>> start Excerpted records

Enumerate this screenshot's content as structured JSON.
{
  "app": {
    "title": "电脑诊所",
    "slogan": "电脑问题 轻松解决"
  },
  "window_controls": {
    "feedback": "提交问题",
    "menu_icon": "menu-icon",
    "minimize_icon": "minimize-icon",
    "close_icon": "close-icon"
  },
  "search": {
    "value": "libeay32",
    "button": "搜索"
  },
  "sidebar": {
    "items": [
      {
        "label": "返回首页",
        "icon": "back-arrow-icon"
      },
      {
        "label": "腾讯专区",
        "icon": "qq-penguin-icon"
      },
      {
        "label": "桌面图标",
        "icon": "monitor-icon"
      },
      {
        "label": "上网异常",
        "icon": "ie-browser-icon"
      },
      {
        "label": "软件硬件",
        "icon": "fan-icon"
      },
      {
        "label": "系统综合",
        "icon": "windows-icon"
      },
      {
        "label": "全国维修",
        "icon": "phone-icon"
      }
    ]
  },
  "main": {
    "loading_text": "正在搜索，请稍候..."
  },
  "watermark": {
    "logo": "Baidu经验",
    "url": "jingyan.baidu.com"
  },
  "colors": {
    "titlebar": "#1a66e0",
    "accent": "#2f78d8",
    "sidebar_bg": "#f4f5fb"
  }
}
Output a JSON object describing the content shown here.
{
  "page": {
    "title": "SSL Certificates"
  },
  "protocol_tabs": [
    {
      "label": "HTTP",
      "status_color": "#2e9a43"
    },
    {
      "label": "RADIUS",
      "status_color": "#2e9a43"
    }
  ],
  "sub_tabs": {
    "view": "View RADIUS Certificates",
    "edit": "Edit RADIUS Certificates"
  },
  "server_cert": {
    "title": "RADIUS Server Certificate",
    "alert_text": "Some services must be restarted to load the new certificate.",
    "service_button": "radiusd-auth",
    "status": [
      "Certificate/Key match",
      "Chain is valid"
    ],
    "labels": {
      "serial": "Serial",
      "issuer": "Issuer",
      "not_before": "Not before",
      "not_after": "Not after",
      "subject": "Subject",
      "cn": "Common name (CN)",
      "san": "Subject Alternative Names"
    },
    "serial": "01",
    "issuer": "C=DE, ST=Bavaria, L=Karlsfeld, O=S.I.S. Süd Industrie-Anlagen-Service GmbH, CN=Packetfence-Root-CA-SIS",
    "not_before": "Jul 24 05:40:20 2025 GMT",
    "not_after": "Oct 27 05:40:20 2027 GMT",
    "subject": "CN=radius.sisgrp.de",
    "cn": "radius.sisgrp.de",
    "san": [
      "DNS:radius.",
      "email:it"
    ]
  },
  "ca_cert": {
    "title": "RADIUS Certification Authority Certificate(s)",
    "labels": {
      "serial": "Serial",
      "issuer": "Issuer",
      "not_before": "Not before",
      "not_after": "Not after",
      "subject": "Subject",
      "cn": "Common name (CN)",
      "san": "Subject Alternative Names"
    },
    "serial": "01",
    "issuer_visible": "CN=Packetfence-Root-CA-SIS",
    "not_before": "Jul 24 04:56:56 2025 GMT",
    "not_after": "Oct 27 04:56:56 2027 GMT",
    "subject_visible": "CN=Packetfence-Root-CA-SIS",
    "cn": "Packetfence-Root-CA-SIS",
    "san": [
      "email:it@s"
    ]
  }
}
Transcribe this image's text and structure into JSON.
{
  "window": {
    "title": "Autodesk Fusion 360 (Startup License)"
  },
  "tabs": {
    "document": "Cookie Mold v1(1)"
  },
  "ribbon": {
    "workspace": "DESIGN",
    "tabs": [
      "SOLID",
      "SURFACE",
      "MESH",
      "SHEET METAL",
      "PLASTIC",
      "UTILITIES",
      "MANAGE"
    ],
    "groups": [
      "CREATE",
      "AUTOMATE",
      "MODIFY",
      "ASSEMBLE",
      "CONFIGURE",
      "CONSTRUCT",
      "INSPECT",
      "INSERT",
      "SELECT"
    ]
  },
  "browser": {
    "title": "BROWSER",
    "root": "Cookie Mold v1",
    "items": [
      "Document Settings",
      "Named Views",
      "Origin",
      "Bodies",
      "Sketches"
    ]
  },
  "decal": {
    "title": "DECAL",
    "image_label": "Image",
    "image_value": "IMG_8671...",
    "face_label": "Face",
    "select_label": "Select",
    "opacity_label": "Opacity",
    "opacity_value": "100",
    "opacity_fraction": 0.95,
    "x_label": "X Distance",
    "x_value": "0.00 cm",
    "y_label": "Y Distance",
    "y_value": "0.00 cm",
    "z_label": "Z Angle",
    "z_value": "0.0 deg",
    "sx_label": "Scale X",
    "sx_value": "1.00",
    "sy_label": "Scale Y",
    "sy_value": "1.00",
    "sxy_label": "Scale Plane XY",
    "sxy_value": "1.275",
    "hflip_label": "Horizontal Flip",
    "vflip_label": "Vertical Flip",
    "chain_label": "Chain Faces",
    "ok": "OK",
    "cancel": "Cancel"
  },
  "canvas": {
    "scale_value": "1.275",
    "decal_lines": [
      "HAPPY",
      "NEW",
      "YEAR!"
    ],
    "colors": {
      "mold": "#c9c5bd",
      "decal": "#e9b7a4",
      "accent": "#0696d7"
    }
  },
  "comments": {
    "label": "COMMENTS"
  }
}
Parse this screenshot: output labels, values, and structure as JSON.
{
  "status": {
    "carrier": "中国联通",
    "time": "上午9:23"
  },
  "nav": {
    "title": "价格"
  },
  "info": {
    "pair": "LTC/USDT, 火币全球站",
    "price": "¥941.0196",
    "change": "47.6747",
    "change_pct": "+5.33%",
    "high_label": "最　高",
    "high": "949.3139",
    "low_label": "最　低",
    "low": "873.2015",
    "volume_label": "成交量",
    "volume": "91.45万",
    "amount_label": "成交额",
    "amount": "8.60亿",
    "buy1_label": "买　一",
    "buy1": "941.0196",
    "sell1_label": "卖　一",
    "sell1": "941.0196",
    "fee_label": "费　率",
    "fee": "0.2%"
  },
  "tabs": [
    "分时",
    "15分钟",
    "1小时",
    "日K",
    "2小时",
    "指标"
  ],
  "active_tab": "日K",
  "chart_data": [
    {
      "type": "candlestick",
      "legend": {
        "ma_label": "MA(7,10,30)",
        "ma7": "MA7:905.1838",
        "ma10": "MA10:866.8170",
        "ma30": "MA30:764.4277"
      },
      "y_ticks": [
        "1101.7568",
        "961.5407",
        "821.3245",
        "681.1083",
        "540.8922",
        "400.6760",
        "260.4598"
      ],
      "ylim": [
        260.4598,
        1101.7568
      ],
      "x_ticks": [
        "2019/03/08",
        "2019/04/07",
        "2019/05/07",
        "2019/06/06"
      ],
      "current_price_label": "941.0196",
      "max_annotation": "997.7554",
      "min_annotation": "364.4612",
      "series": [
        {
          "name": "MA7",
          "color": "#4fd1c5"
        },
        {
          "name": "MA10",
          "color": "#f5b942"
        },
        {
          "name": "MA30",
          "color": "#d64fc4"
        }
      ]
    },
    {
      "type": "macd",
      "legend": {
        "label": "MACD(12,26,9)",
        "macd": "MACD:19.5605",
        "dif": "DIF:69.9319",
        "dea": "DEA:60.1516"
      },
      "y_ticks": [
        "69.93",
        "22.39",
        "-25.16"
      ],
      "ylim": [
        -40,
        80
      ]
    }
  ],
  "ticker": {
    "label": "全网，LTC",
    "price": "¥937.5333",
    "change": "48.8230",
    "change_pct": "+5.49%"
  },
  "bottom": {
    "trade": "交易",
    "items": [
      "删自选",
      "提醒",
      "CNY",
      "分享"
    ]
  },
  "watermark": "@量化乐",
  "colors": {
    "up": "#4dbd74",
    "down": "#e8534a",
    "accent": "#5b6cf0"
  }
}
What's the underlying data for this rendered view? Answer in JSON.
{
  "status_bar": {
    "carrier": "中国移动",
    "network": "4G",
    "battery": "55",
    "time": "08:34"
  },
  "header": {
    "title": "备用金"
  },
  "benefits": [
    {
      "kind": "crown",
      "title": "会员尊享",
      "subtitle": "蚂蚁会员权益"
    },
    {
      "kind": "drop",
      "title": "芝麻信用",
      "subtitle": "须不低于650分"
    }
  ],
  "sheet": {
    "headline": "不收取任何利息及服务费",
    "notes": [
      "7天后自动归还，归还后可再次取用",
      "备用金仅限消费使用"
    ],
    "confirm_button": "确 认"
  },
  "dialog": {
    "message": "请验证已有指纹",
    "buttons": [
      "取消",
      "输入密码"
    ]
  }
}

>> end Excerpted records

**Problem requirements:** Search the data for "Flip". Copy every line that has it.

**Final result:**
    "hflip_label": "Horizontal Flip",
    "vflip_label": "Vertical Flip",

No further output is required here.